(Collected data entries)
▽

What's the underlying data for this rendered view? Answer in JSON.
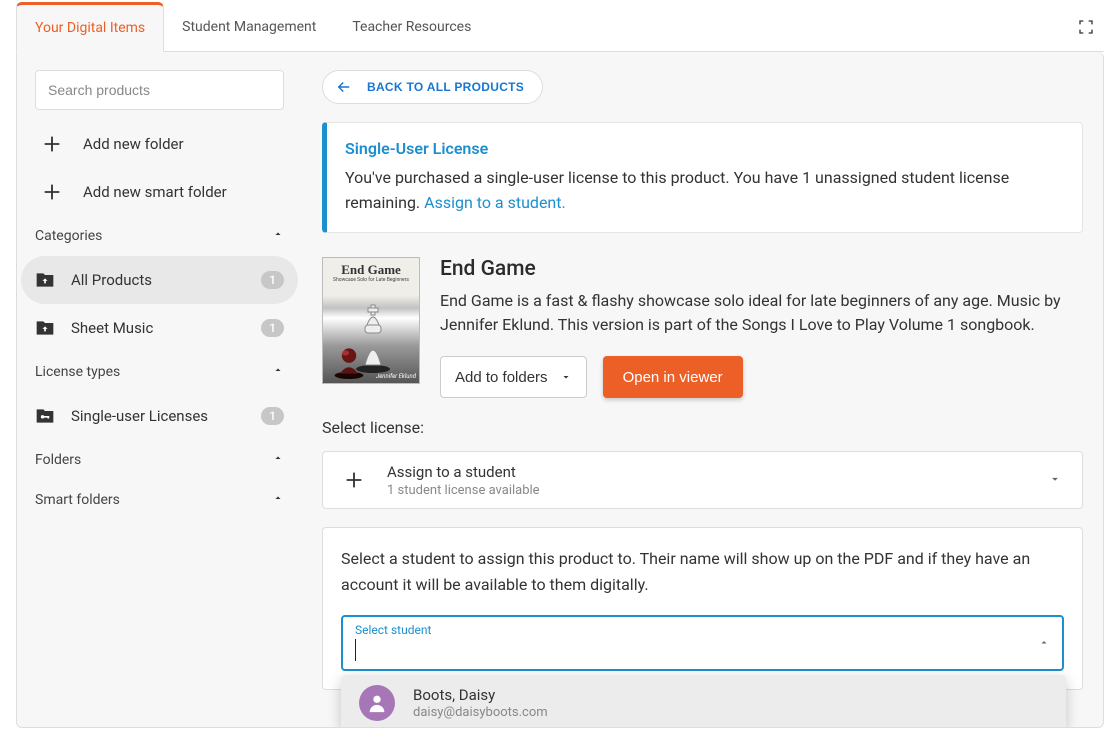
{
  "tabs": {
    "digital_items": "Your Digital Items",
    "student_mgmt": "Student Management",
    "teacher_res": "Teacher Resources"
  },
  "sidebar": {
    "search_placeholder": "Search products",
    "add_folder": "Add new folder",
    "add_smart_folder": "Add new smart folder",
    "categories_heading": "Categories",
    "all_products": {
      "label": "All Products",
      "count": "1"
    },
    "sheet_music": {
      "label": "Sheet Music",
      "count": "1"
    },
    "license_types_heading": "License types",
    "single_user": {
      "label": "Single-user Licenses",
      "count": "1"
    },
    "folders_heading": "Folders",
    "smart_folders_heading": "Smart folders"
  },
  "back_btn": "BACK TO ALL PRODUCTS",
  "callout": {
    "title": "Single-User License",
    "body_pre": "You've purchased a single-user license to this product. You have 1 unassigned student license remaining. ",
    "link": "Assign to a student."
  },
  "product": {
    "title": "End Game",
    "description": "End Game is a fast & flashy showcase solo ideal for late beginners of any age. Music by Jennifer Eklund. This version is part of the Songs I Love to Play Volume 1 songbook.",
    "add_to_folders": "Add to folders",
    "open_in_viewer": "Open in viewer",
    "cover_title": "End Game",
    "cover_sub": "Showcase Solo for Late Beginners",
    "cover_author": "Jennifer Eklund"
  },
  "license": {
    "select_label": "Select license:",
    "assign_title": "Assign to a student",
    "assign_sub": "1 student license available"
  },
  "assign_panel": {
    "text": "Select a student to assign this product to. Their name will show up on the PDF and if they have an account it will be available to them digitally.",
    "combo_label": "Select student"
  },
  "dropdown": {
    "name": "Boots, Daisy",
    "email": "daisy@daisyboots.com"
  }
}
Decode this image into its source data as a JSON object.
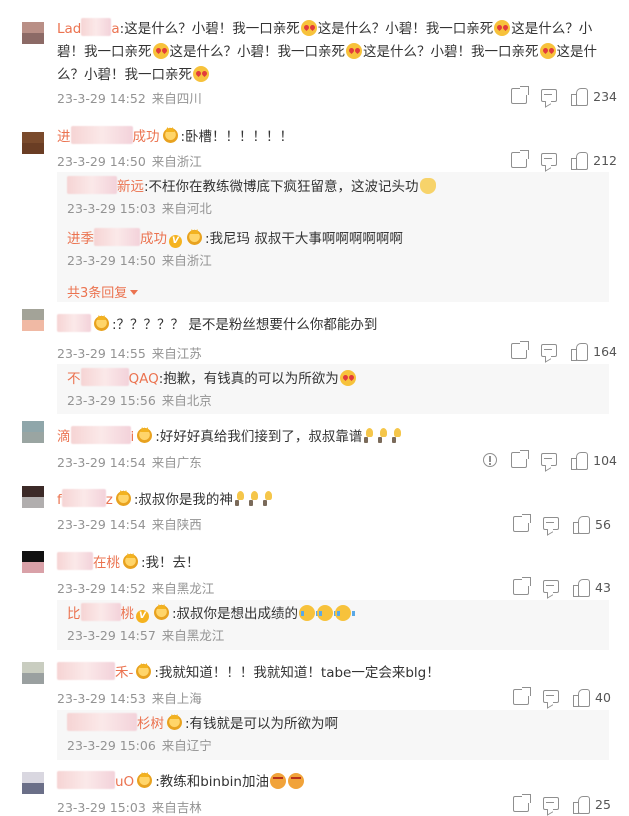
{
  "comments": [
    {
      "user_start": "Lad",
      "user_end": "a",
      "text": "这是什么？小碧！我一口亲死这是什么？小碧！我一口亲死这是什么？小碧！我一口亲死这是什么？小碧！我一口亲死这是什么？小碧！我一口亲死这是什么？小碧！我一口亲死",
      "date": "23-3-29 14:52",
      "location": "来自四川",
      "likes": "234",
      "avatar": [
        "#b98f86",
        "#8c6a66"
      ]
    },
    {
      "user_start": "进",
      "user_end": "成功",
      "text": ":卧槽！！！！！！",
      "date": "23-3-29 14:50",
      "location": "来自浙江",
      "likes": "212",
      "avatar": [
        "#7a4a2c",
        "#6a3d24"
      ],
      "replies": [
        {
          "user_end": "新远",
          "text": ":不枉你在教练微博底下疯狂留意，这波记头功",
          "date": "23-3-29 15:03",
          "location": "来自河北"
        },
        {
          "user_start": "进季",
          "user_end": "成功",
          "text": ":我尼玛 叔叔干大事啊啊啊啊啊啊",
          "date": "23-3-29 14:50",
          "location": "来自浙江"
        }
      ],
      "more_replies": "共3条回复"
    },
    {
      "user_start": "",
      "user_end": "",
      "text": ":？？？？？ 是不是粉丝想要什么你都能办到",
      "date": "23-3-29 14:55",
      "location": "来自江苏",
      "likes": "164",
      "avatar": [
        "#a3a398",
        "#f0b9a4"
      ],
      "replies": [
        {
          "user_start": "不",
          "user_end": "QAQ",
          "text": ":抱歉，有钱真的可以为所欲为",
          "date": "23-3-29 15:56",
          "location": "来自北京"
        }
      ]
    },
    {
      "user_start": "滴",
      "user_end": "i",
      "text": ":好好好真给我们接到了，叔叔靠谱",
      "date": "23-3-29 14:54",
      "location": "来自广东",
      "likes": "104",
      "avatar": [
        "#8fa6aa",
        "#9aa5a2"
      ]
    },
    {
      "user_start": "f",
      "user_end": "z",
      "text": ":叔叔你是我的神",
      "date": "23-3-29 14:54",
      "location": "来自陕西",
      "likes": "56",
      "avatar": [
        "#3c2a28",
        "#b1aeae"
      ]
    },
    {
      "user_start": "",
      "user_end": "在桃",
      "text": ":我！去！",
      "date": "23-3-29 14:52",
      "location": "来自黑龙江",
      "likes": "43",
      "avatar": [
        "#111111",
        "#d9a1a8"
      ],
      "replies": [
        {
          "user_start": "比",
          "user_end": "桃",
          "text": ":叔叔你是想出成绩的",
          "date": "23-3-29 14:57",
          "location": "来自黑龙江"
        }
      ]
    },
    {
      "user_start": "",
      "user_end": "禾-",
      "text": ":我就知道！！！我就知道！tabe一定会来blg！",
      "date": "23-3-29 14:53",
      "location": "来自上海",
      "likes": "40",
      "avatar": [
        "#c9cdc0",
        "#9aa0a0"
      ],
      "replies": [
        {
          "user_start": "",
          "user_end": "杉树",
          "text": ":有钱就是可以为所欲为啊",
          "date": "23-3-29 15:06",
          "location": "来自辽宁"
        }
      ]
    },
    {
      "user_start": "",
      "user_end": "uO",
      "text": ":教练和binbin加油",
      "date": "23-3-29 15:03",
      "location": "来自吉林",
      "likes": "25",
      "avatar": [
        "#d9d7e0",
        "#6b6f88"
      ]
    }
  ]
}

△
▽

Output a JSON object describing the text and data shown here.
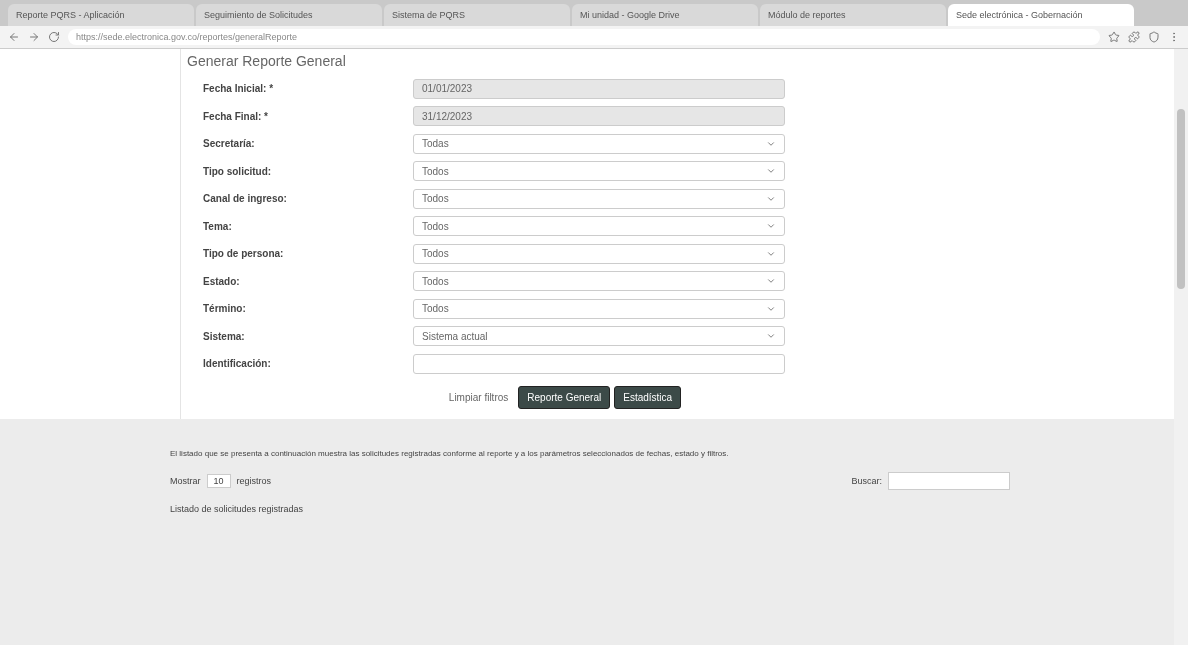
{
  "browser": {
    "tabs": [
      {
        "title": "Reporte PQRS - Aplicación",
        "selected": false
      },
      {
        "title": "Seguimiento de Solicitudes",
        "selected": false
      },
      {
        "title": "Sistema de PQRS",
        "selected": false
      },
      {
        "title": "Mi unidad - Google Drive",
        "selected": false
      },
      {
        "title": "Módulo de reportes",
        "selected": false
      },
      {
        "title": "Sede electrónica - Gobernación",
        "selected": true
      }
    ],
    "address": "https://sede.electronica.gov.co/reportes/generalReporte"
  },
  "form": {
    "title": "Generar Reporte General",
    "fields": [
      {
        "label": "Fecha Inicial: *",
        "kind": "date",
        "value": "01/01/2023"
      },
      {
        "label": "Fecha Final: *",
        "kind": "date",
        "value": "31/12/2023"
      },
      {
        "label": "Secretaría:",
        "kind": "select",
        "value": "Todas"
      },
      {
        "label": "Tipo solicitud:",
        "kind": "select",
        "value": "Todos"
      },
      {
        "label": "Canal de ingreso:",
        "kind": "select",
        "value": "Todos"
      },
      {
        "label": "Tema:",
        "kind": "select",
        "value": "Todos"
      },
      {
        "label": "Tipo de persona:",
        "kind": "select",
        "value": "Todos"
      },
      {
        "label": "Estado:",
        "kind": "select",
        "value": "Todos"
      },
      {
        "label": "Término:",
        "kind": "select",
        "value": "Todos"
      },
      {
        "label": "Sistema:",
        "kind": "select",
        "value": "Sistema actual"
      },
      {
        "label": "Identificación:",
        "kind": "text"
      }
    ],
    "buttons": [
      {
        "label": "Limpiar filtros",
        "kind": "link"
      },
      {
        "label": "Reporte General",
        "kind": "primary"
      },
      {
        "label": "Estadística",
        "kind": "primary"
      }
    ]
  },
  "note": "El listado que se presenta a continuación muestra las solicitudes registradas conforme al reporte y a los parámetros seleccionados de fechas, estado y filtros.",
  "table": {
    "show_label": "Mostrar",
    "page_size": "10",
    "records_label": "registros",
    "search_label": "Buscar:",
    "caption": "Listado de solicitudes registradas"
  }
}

△
▽

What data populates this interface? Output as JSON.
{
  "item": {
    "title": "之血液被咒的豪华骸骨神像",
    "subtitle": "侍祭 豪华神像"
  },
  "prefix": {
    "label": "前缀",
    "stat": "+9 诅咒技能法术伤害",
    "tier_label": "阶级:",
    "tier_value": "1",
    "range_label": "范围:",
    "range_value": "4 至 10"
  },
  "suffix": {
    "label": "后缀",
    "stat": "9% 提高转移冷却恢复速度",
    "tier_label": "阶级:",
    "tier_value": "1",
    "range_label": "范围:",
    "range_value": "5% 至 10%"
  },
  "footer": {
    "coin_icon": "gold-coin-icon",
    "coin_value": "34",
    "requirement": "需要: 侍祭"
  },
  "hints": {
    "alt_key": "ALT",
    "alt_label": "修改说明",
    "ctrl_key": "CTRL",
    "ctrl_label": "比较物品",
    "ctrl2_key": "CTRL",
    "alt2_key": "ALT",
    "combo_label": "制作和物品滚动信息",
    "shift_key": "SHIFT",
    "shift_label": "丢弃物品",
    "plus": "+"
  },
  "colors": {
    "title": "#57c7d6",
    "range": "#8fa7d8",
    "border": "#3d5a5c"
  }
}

△

■ **Aim of the exercise**
Report how many lines in the listing include the word "Tipo". Give nothing but the count.

■ **Expected output**
2